● **Raw data**:
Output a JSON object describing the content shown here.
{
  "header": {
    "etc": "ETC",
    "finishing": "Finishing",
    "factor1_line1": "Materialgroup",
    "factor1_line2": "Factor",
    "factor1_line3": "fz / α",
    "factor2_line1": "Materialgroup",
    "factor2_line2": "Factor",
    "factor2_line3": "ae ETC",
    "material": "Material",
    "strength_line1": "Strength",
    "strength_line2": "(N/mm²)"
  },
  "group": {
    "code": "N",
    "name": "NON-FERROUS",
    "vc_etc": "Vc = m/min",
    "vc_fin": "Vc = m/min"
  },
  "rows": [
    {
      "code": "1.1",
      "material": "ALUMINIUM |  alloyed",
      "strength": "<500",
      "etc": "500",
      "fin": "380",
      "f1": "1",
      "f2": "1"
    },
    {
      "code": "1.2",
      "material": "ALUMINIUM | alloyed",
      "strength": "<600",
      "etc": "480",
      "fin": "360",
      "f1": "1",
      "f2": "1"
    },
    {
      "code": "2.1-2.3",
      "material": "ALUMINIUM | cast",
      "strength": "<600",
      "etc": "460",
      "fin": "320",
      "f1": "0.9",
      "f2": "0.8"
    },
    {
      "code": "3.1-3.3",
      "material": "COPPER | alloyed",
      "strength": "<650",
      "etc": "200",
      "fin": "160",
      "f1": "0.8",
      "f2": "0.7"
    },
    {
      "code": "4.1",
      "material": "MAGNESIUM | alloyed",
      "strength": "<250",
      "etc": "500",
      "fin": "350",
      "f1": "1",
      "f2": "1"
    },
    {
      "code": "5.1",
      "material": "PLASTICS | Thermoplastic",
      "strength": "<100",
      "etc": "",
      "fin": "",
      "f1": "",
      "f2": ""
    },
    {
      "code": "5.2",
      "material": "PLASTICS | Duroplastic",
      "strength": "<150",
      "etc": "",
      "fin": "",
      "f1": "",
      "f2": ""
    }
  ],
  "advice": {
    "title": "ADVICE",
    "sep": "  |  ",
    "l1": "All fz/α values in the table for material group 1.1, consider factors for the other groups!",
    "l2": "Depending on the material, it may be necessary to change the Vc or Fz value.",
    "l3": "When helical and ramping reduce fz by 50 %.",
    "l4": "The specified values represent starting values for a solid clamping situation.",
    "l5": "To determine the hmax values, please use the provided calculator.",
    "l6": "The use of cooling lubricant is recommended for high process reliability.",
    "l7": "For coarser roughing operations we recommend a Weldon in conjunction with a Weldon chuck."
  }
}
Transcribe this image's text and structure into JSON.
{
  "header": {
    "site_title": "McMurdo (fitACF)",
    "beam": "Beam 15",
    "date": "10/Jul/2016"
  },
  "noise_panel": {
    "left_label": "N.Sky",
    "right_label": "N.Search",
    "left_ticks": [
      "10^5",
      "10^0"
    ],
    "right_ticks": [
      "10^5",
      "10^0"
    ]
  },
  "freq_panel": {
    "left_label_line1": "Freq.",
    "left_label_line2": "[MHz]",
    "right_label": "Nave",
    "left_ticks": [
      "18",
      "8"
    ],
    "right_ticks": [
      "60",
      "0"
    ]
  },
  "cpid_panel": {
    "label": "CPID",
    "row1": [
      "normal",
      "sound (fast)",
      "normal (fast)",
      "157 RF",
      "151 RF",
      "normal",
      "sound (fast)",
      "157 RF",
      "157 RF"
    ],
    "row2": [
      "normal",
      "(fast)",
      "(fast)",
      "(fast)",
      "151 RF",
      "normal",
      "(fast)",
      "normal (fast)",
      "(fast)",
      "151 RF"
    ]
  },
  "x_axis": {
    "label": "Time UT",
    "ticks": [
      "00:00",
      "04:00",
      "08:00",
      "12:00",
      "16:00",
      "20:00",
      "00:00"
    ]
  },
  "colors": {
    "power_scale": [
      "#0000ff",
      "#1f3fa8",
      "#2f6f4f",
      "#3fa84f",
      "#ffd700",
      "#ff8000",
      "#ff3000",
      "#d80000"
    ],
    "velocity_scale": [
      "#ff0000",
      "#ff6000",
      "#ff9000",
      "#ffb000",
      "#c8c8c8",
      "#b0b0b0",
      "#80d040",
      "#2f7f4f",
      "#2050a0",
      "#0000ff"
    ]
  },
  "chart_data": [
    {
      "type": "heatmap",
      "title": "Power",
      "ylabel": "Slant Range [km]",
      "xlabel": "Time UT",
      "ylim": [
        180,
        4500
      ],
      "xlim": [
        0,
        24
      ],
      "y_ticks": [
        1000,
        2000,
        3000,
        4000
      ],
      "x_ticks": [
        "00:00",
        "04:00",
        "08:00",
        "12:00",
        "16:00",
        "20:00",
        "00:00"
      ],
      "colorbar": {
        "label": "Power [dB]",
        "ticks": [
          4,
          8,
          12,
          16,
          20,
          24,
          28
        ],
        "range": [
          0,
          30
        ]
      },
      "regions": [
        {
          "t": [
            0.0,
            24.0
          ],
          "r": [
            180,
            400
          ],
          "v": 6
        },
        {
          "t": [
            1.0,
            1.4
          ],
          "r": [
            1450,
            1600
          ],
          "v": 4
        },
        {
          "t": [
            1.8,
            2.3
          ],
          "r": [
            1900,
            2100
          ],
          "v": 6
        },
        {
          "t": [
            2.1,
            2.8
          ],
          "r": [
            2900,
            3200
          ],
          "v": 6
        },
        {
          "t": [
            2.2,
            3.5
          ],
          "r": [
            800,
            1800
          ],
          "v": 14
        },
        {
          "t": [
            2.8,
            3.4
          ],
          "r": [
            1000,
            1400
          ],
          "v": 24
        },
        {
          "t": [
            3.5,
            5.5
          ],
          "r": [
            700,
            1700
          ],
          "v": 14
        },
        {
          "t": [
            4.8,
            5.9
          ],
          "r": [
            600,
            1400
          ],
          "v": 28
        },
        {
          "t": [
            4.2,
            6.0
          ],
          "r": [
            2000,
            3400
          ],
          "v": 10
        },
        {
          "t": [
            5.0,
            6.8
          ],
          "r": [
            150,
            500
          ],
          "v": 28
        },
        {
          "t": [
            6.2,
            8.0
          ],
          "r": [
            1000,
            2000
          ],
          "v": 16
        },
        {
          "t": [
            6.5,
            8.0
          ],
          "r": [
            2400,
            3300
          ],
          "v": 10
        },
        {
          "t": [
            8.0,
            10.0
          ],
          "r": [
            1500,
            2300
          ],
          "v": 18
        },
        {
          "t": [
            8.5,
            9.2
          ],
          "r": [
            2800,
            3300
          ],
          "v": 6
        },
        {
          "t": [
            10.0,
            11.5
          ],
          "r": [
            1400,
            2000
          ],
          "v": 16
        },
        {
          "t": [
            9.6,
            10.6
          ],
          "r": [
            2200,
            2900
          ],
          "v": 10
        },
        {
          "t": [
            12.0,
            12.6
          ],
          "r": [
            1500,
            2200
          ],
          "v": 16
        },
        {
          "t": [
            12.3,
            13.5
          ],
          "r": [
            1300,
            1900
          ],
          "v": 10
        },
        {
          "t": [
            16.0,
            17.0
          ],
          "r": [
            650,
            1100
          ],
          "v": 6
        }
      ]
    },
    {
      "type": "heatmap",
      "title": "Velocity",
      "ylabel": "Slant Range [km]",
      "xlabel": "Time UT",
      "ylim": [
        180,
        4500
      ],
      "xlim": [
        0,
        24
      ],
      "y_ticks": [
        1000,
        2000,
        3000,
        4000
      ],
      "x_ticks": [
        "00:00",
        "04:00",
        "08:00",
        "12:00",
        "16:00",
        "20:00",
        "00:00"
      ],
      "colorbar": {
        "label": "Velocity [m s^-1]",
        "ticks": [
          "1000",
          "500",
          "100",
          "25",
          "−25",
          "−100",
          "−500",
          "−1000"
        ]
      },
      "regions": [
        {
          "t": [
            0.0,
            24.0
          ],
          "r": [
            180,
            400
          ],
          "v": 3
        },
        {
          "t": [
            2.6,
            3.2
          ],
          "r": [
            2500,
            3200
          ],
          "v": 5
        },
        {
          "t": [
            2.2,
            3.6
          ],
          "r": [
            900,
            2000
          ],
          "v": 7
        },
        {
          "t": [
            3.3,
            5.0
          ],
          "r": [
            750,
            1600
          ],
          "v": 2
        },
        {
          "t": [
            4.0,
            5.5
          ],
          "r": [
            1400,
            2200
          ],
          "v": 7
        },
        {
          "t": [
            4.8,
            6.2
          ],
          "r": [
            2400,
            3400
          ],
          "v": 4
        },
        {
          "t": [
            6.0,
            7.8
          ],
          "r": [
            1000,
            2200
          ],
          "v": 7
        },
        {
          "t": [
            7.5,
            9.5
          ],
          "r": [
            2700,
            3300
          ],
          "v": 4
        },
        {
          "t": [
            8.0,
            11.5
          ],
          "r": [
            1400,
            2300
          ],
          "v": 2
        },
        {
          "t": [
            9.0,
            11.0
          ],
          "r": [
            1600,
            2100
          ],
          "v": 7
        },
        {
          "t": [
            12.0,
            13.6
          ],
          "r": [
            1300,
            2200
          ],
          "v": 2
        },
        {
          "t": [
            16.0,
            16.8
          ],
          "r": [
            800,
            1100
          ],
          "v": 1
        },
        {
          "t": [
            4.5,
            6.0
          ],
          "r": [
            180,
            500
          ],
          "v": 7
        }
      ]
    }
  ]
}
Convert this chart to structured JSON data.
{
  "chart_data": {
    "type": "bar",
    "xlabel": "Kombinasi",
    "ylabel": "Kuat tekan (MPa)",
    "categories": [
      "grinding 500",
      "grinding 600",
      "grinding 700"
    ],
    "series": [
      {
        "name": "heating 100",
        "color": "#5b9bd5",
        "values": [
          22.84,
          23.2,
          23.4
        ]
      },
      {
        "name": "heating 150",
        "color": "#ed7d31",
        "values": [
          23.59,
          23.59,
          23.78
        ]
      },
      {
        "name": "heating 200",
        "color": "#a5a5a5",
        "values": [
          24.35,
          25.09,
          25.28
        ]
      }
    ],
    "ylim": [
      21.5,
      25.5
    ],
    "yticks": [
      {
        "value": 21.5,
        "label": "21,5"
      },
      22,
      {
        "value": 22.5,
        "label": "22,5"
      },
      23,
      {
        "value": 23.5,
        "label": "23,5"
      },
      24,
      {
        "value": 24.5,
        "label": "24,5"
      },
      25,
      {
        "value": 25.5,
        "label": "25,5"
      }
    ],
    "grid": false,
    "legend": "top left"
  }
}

● **Your goal**:
Which lines contain "grinding"? Show each of them.

● **Answer to the task**:
      "grinding 500",
      "grinding 600",
      "grinding 700"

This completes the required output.